> **Brief**: Without the pictures, write out all the lines below exactly as they appear.

##############################

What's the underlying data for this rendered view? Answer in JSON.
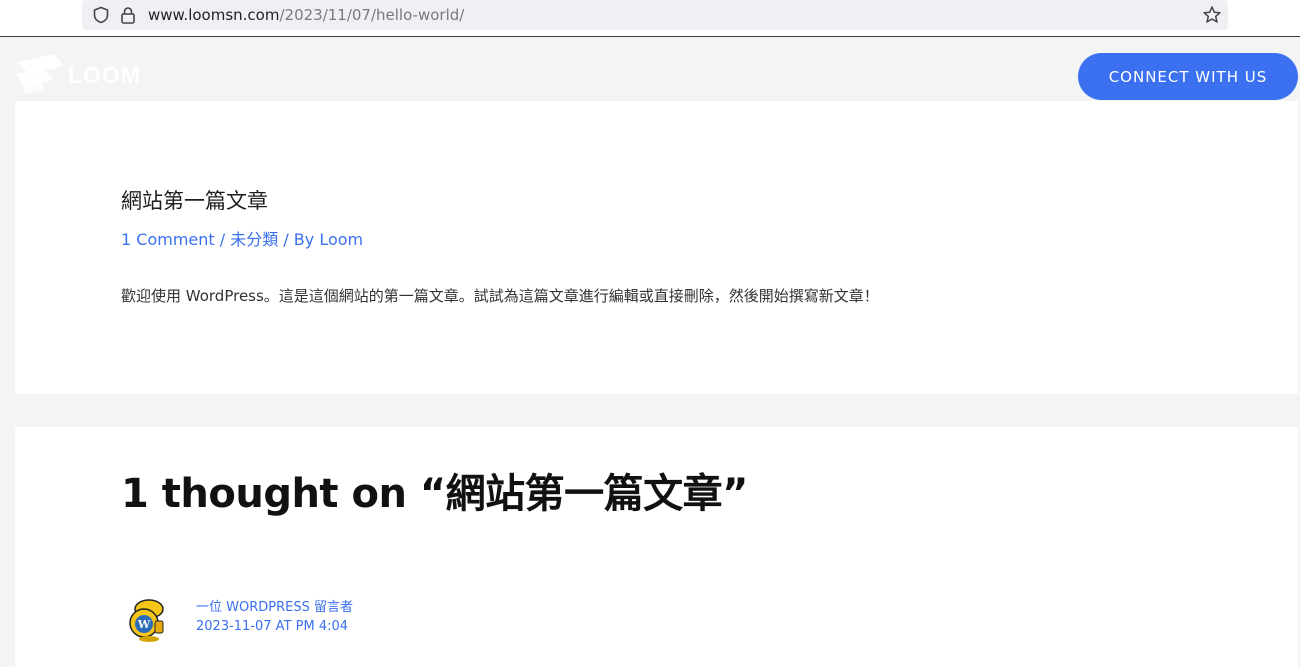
{
  "browser": {
    "url_host": "www.loomsn.com",
    "url_path": "/2023/11/07/hello-world/"
  },
  "header": {
    "logo_text": "LOOM",
    "connect_label": "CONNECT WITH US"
  },
  "article": {
    "title": "網站第一篇文章",
    "meta_comments": "1 Comment",
    "meta_sep1": " / ",
    "meta_category": "未分類",
    "meta_by": " / By ",
    "meta_author": "Loom",
    "body": "歡迎使用 WordPress。這是這個網站的第一篇文章。試試為這篇文章進行編輯或直接刪除，然後開始撰寫新文章！"
  },
  "comments": {
    "title": "1 thought on “網站第一篇文章”",
    "items": [
      {
        "author": "一位 WordPress 留言者",
        "date": "2023-11-07 at PM 4:04"
      }
    ]
  },
  "colors": {
    "accent": "#3b70f0",
    "background": "#f3f4f4"
  }
}
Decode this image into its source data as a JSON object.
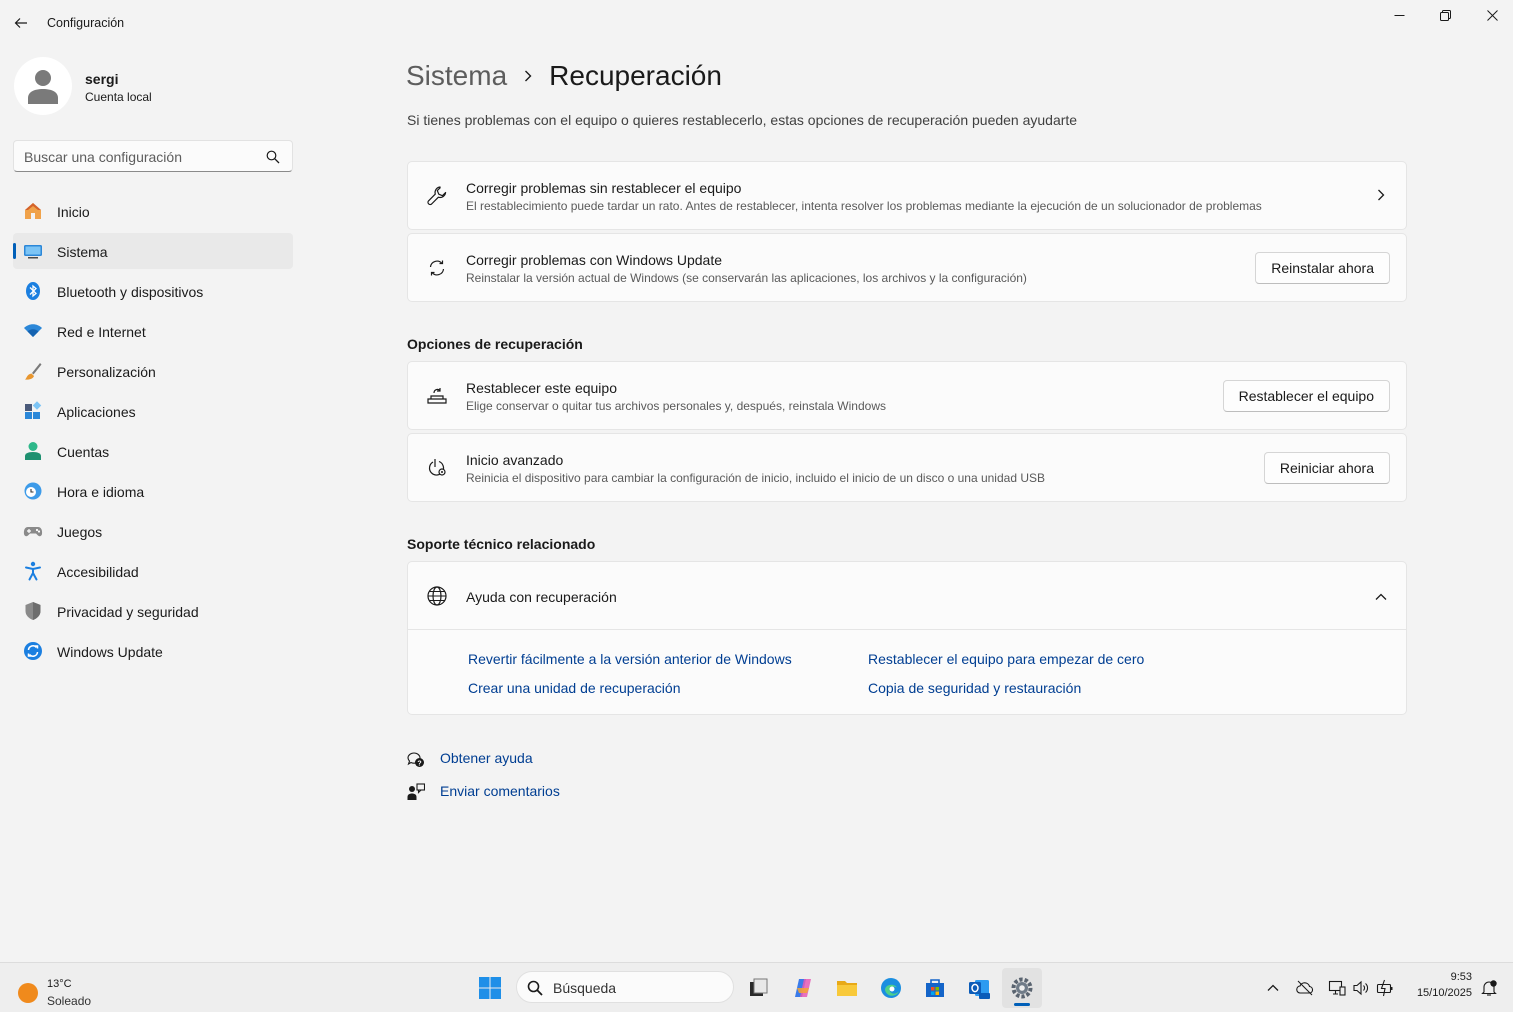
{
  "window": {
    "title": "Configuración"
  },
  "profile": {
    "name": "sergi",
    "account_type": "Cuenta local"
  },
  "search": {
    "placeholder": "Buscar una configuración"
  },
  "sidebar": {
    "items": [
      {
        "label": "Inicio",
        "icon": "home-icon"
      },
      {
        "label": "Sistema",
        "icon": "monitor-icon",
        "active": true
      },
      {
        "label": "Bluetooth y dispositivos",
        "icon": "bluetooth-icon"
      },
      {
        "label": "Red e Internet",
        "icon": "wifi-icon"
      },
      {
        "label": "Personalización",
        "icon": "brush-icon"
      },
      {
        "label": "Aplicaciones",
        "icon": "apps-icon"
      },
      {
        "label": "Cuentas",
        "icon": "person-icon"
      },
      {
        "label": "Hora e idioma",
        "icon": "clock-globe-icon"
      },
      {
        "label": "Juegos",
        "icon": "gamepad-icon"
      },
      {
        "label": "Accesibilidad",
        "icon": "accessibility-icon"
      },
      {
        "label": "Privacidad y seguridad",
        "icon": "shield-icon"
      },
      {
        "label": "Windows Update",
        "icon": "update-icon"
      }
    ]
  },
  "main": {
    "breadcrumb_parent": "Sistema",
    "breadcrumb_current": "Recuperación",
    "intro": "Si tienes problemas con el equipo o quieres restablecerlo, estas opciones de recuperación pueden ayudarte",
    "top_cards": [
      {
        "title": "Corregir problemas sin restablecer el equipo",
        "description": "El restablecimiento puede tardar un rato. Antes de restablecer, intenta resolver los problemas mediante la ejecución de un solucionador de problemas",
        "icon": "wrench-icon"
      },
      {
        "title": "Corregir problemas con Windows Update",
        "description": "Reinstalar la versión actual de Windows (se conservarán las aplicaciones, los archivos y la configuración)",
        "button": "Reinstalar ahora",
        "icon": "sync-icon"
      }
    ],
    "recovery_section": "Opciones de recuperación",
    "recovery_cards": [
      {
        "title": "Restablecer este equipo",
        "description": "Elige conservar o quitar tus archivos personales y, después, reinstala Windows",
        "button": "Restablecer el equipo",
        "icon": "reset-pc-icon"
      },
      {
        "title": "Inicio avanzado",
        "description": "Reinicia el dispositivo para cambiar la configuración de inicio, incluido el inicio de un disco o una unidad USB",
        "button": "Reiniciar ahora",
        "icon": "advanced-startup-icon"
      }
    ],
    "support_section": "Soporte técnico relacionado",
    "support": {
      "title": "Ayuda con recuperación",
      "icon": "globe-icon",
      "links": [
        "Revertir fácilmente a la versión anterior de Windows",
        "Restablecer el equipo para empezar de cero",
        "Crear una unidad de recuperación",
        "Copia de seguridad y restauración"
      ]
    },
    "footer_links": [
      {
        "label": "Obtener ayuda",
        "icon": "help-icon"
      },
      {
        "label": "Enviar comentarios",
        "icon": "feedback-icon"
      }
    ]
  },
  "taskbar": {
    "weather_temp": "13°C",
    "weather_desc": "Soleado",
    "search_label": "Búsqueda",
    "apps": [
      "start-icon",
      "task-view-icon",
      "copilot-icon",
      "file-explorer-icon",
      "edge-icon",
      "store-icon",
      "outlook-icon",
      "settings-icon"
    ],
    "time": "9:53",
    "date": "15/10/2025"
  },
  "colors": {
    "accent": "#005fb8",
    "link": "#003e92",
    "background": "#f3f3f3",
    "card": "#fbfbfb"
  }
}
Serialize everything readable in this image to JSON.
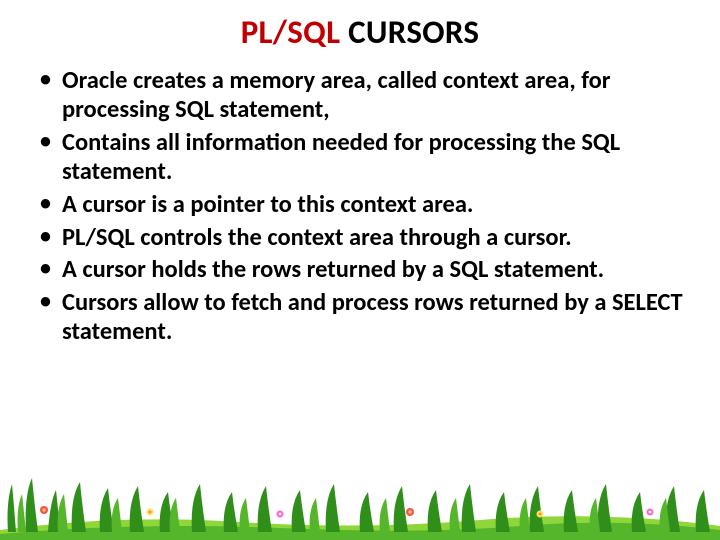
{
  "title": {
    "part1": "PL/SQL",
    "part2": " CURSORS"
  },
  "bullets": [
    "Oracle creates a memory area, called context area, for processing SQL statement,",
    "Contains all information needed for processing the SQL statement.",
    "A cursor is a pointer to this context area.",
    "PL/SQL controls the context area through a cursor.",
    "A cursor holds the rows returned by a SQL statement.",
    "Cursors allow to fetch and process rows returned by a SELECT statement."
  ],
  "colors": {
    "accent_red": "#c00000",
    "text": "#000000",
    "grass_dark": "#2f8f1a",
    "grass_mid": "#55b52b",
    "grass_light": "#8fd63a"
  }
}
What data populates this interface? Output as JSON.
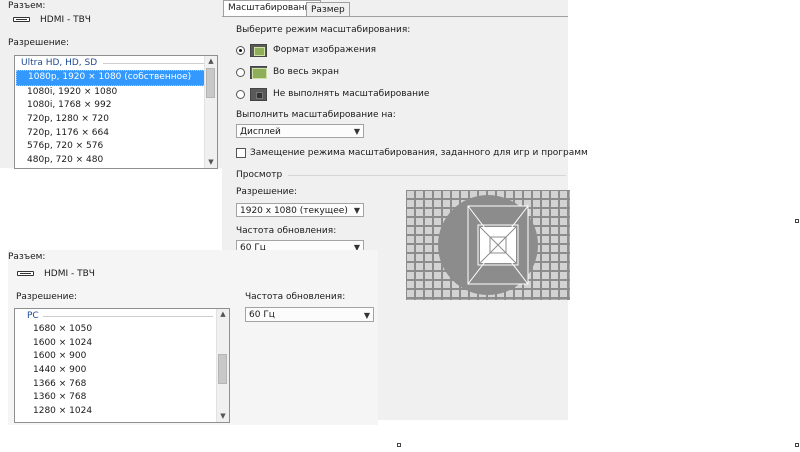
{
  "top_left": {
    "connector_label": "Разъем:",
    "connector_value": "HDMI - ТВЧ",
    "resolution_label": "Разрешение:",
    "list": {
      "group": "Ultra HD, HD, SD",
      "items": [
        "1080p, 1920 × 1080 (собственное)",
        "1080i, 1920 × 1080",
        "1080i, 1768 × 992",
        "720p, 1280 × 720",
        "720p, 1176 × 664",
        "576p, 720 × 576",
        "480p, 720 × 480"
      ],
      "selected_index": 0
    }
  },
  "tabs": [
    "Масштабирование",
    "Размер"
  ],
  "scaling": {
    "choose_mode_label": "Выберите режим масштабирования:",
    "modes": [
      "Формат изображения",
      "Во весь экран",
      "Не выполнять масштабирование"
    ],
    "selected_mode": 0,
    "perform_on_label": "Выполнить масштабирование на:",
    "perform_on_value": "Дисплей",
    "override_label": "Замещение режима масштабирования, заданного для игр и программ",
    "override_checked": false,
    "preview_label": "Просмотр",
    "resolution_label": "Разрешение:",
    "resolution_value": "1920 x 1080 (текущее)",
    "refresh_label": "Частота обновления:",
    "refresh_value": "60 Гц"
  },
  "bottom": {
    "connector_label": "Разъем:",
    "connector_value": "HDMI - ТВЧ",
    "resolution_label": "Разрешение:",
    "refresh_label": "Частота обновления:",
    "refresh_value": "60 Гц",
    "list": {
      "group": "PC",
      "items": [
        "1680 × 1050",
        "1600 × 1024",
        "1600 × 900",
        "1440 × 900",
        "1366 × 768",
        "1360 × 768",
        "1280 × 1024"
      ]
    }
  },
  "colors": {
    "selection": "#3399ff",
    "group_header": "#1e4a96",
    "panel_bg": "#f0f0f0",
    "preview_gray": "#8c8c8c"
  }
}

##############################

> **Solved exercise**:
What's the underlying data for this rendered view? Answer in JSON.
{
  "browser": {
    "url_host": "www.loomsn.com",
    "url_path": "/2023/11/07/hello-world/"
  },
  "header": {
    "logo_text": "LOOM",
    "connect_label": "CONNECT WITH US"
  },
  "article": {
    "title": "網站第一篇文章",
    "meta_comments": "1 Comment",
    "meta_sep1": " / ",
    "meta_category": "未分類",
    "meta_by": " / By ",
    "meta_author": "Loom",
    "body": "歡迎使用 WordPress。這是這個網站的第一篇文章。試試為這篇文章進行編輯或直接刪除，然後開始撰寫新文章！"
  },
  "comments": {
    "title": "1 thought on “網站第一篇文章”",
    "items": [
      {
        "author": "一位 WordPress 留言者",
        "date": "2023-11-07 at PM 4:04"
      }
    ]
  },
  "colors": {
    "accent": "#3b70f0",
    "background": "#f3f4f4"
  }
}
Decode this image into its source data as a JSON object.
{
  "window": {
    "title": "Configuración"
  },
  "profile": {
    "name": "sergi",
    "account_type": "Cuenta local"
  },
  "search": {
    "placeholder": "Buscar una configuración"
  },
  "sidebar": {
    "items": [
      {
        "label": "Inicio",
        "icon": "home-icon"
      },
      {
        "label": "Sistema",
        "icon": "monitor-icon",
        "active": true
      },
      {
        "label": "Bluetooth y dispositivos",
        "icon": "bluetooth-icon"
      },
      {
        "label": "Red e Internet",
        "icon": "wifi-icon"
      },
      {
        "label": "Personalización",
        "icon": "brush-icon"
      },
      {
        "label": "Aplicaciones",
        "icon": "apps-icon"
      },
      {
        "label": "Cuentas",
        "icon": "person-icon"
      },
      {
        "label": "Hora e idioma",
        "icon": "clock-globe-icon"
      },
      {
        "label": "Juegos",
        "icon": "gamepad-icon"
      },
      {
        "label": "Accesibilidad",
        "icon": "accessibility-icon"
      },
      {
        "label": "Privacidad y seguridad",
        "icon": "shield-icon"
      },
      {
        "label": "Windows Update",
        "icon": "update-icon"
      }
    ]
  },
  "main": {
    "breadcrumb_parent": "Sistema",
    "breadcrumb_current": "Recuperación",
    "intro": "Si tienes problemas con el equipo o quieres restablecerlo, estas opciones de recuperación pueden ayudarte",
    "top_cards": [
      {
        "title": "Corregir problemas sin restablecer el equipo",
        "description": "El restablecimiento puede tardar un rato. Antes de restablecer, intenta resolver los problemas mediante la ejecución de un solucionador de problemas",
        "icon": "wrench-icon"
      },
      {
        "title": "Corregir problemas con Windows Update",
        "description": "Reinstalar la versión actual de Windows (se conservarán las aplicaciones, los archivos y la configuración)",
        "button": "Reinstalar ahora",
        "icon": "sync-icon"
      }
    ],
    "recovery_section": "Opciones de recuperación",
    "recovery_cards": [
      {
        "title": "Restablecer este equipo",
        "description": "Elige conservar o quitar tus archivos personales y, después, reinstala Windows",
        "button": "Restablecer el equipo",
        "icon": "reset-pc-icon"
      },
      {
        "title": "Inicio avanzado",
        "description": "Reinicia el dispositivo para cambiar la configuración de inicio, incluido el inicio de un disco o una unidad USB",
        "button": "Reiniciar ahora",
        "icon": "advanced-startup-icon"
      }
    ],
    "support_section": "Soporte técnico relacionado",
    "support": {
      "title": "Ayuda con recuperación",
      "icon": "globe-icon",
      "links": [
        "Revertir fácilmente a la versión anterior de Windows",
        "Restablecer el equipo para empezar de cero",
        "Crear una unidad de recuperación",
        "Copia de seguridad y restauración"
      ]
    },
    "footer_links": [
      {
        "label": "Obtener ayuda",
        "icon": "help-icon"
      },
      {
        "label": "Enviar comentarios",
        "icon": "feedback-icon"
      }
    ]
  },
  "taskbar": {
    "weather_temp": "13°C",
    "weather_desc": "Soleado",
    "search_label": "Búsqueda",
    "apps": [
      "start-icon",
      "task-view-icon",
      "copilot-icon",
      "file-explorer-icon",
      "edge-icon",
      "store-icon",
      "outlook-icon",
      "settings-icon"
    ],
    "time": "9:53",
    "date": "15/10/2025"
  },
  "colors": {
    "accent": "#005fb8",
    "link": "#003e92",
    "background": "#f3f3f3",
    "card": "#fbfbfb"
  }
}
Serialize everything readable in this image to JSON.
{
  "title": {
    "part1": "PL/SQL",
    "part2": " CURSORS"
  },
  "bullets": [
    "Oracle creates a memory area, called context area, for processing SQL statement,",
    "Contains all information needed for processing the SQL statement.",
    "A cursor is a pointer to this context area.",
    "PL/SQL controls the context area through a cursor.",
    "A cursor holds the rows returned by a SQL statement.",
    "Cursors allow to fetch and process rows returned by a SELECT statement."
  ],
  "colors": {
    "accent_red": "#c00000",
    "text": "#000000",
    "grass_dark": "#2f8f1a",
    "grass_mid": "#55b52b",
    "grass_light": "#8fd63a"
  }
}
What data populates this interface? Output as JSON.
{
  "top_left": {
    "connector_label": "Разъем:",
    "connector_value": "HDMI - ТВЧ",
    "resolution_label": "Разрешение:",
    "list": {
      "group": "Ultra HD, HD, SD",
      "items": [
        "1080p, 1920 × 1080 (собственное)",
        "1080i, 1920 × 1080",
        "1080i, 1768 × 992",
        "720p, 1280 × 720",
        "720p, 1176 × 664",
        "576p, 720 × 576",
        "480p, 720 × 480"
      ],
      "selected_index": 0
    }
  },
  "tabs": [
    "Масштабирование",
    "Размер"
  ],
  "scaling": {
    "choose_mode_label": "Выберите режим масштабирования:",
    "modes": [
      "Формат изображения",
      "Во весь экран",
      "Не выполнять масштабирование"
    ],
    "selected_mode": 0,
    "perform_on_label": "Выполнить масштабирование на:",
    "perform_on_value": "Дисплей",
    "override_label": "Замещение режима масштабирования, заданного для игр и программ",
    "override_checked": false,
    "preview_label": "Просмотр",
    "resolution_label": "Разрешение:",
    "resolution_value": "1920 x 1080 (текущее)",
    "refresh_label": "Частота обновления:",
    "refresh_value": "60 Гц"
  },
  "bottom": {
    "connector_label": "Разъем:",
    "connector_value": "HDMI - ТВЧ",
    "resolution_label": "Разрешение:",
    "refresh_label": "Частота обновления:",
    "refresh_value": "60 Гц",
    "list": {
      "group": "PC",
      "items": [
        "1680 × 1050",
        "1600 × 1024",
        "1600 × 900",
        "1440 × 900",
        "1366 × 768",
        "1360 × 768",
        "1280 × 1024"
      ]
    }
  },
  "colors": {
    "selection": "#3399ff",
    "group_header": "#1e4a96",
    "panel_bg": "#f0f0f0",
    "preview_gray": "#8c8c8c"
  }
}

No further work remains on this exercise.